%%

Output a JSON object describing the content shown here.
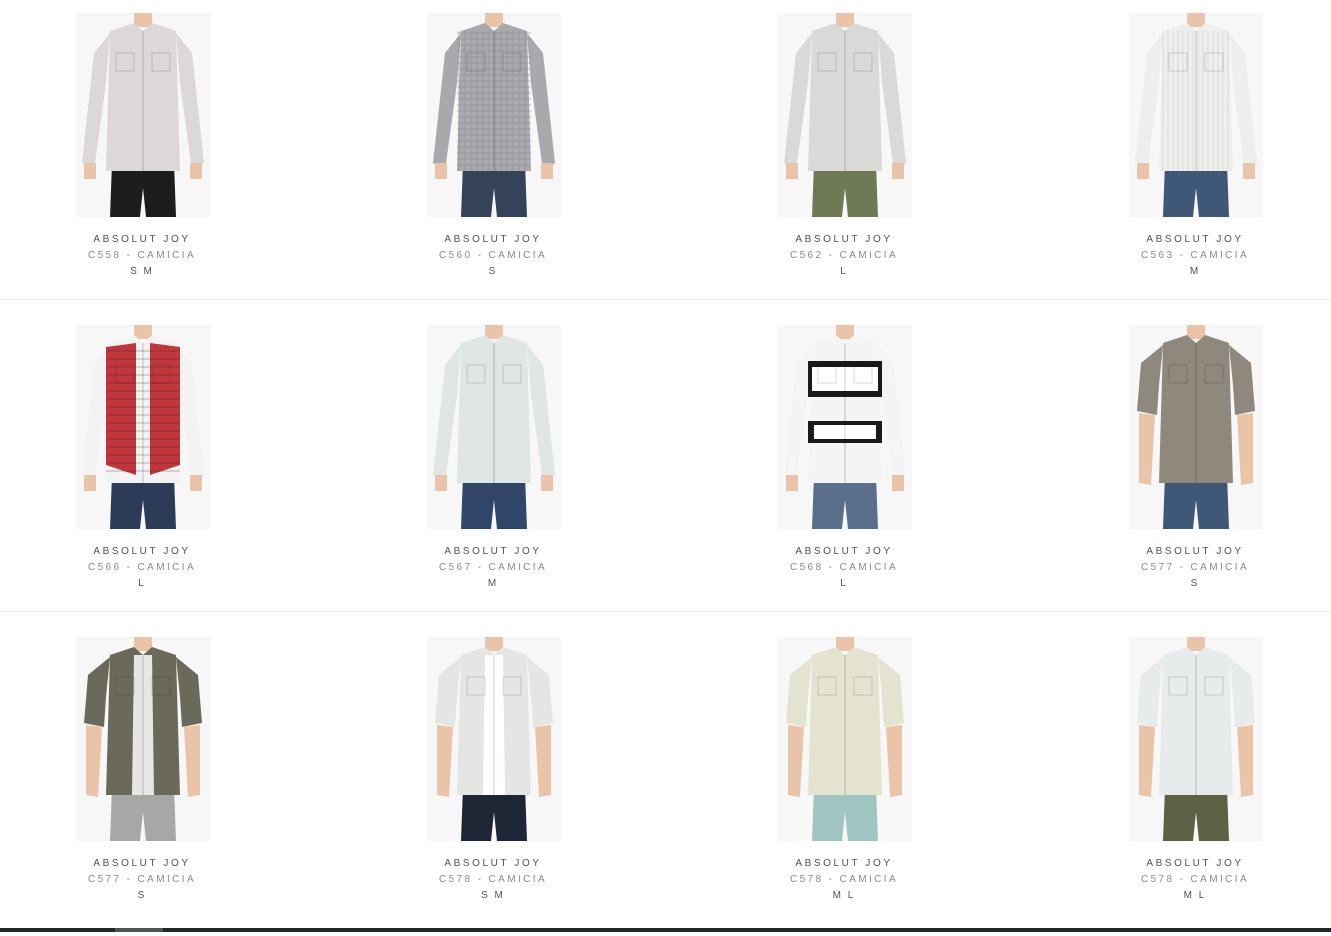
{
  "products": [
    {
      "brand": "ABSOLUT JOY",
      "code": "C558 - CAMICIA",
      "sizes": "S M",
      "shirt": "#dcd8da",
      "pants": "#1d1d1d",
      "sleeve": "long",
      "pattern": "plain",
      "accent": "#c9c5c7"
    },
    {
      "brand": "ABSOLUT JOY",
      "code": "C560 - CAMICIA",
      "sizes": "S",
      "shirt": "#a7a9ac",
      "pants": "#34435a",
      "sleeve": "long",
      "pattern": "check",
      "accent": "#8e9094"
    },
    {
      "brand": "ABSOLUT JOY",
      "code": "C562 - CAMICIA",
      "sizes": "L",
      "shirt": "#dbd9d8",
      "pants": "#6f7a55",
      "sleeve": "long",
      "pattern": "plain",
      "accent": "#c6c4c3"
    },
    {
      "brand": "ABSOLUT JOY",
      "code": "C563 - CAMICIA",
      "sizes": "M",
      "shirt": "#eeeeec",
      "pants": "#3f5878",
      "sleeve": "long",
      "pattern": "stripe",
      "accent": "#d9d9d6"
    },
    {
      "brand": "ABSOLUT JOY",
      "code": "C566 - CAMICIA",
      "sizes": "L",
      "shirt": "#f3f3f3",
      "pants": "#2c3c58",
      "sleeve": "long",
      "pattern": "vest",
      "accent": "#c0363c"
    },
    {
      "brand": "ABSOLUT JOY",
      "code": "C567 - CAMICIA",
      "sizes": "M",
      "shirt": "#dfe6e4",
      "pants": "#31476a",
      "sleeve": "long",
      "pattern": "plain",
      "accent": "#c8d3d3"
    },
    {
      "brand": "ABSOLUT JOY",
      "code": "C568 - CAMICIA",
      "sizes": "L",
      "shirt": "#f4f4f4",
      "pants": "#5a6f8c",
      "sleeve": "long",
      "pattern": "born",
      "accent": "#1a1a1a"
    },
    {
      "brand": "ABSOLUT JOY",
      "code": "C577 - CAMICIA",
      "sizes": "S",
      "shirt": "#8f887d",
      "pants": "#3f5878",
      "sleeve": "short",
      "pattern": "plain",
      "accent": "#7b746a"
    },
    {
      "brand": "ABSOLUT JOY",
      "code": "C577 - CAMICIA",
      "sizes": "S",
      "shirt": "#6b6a5a",
      "pants": "#a7a8a6",
      "sleeve": "short",
      "pattern": "open",
      "accent": "#e6e6e4"
    },
    {
      "brand": "ABSOLUT JOY",
      "code": "C578 - CAMICIA",
      "sizes": "S M",
      "shirt": "#e3e6e3",
      "pants": "#1e2534",
      "sleeve": "short",
      "pattern": "open",
      "accent": "#ffffff"
    },
    {
      "brand": "ABSOLUT JOY",
      "code": "C578 - CAMICIA",
      "sizes": "M L",
      "shirt": "#e4e3cf",
      "pants": "#9ec5c2",
      "sleeve": "short",
      "pattern": "plain",
      "accent": "#cfd6db"
    },
    {
      "brand": "ABSOLUT JOY",
      "code": "C578 - CAMICIA",
      "sizes": "M L",
      "shirt": "#e8ebec",
      "pants": "#5c6244",
      "sleeve": "short",
      "pattern": "plain",
      "accent": "#d2d8da"
    }
  ]
}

%%

Exercise: Say, as a bare number, how many lines in the entries above include the string "accent".

Solution to the exercise: 12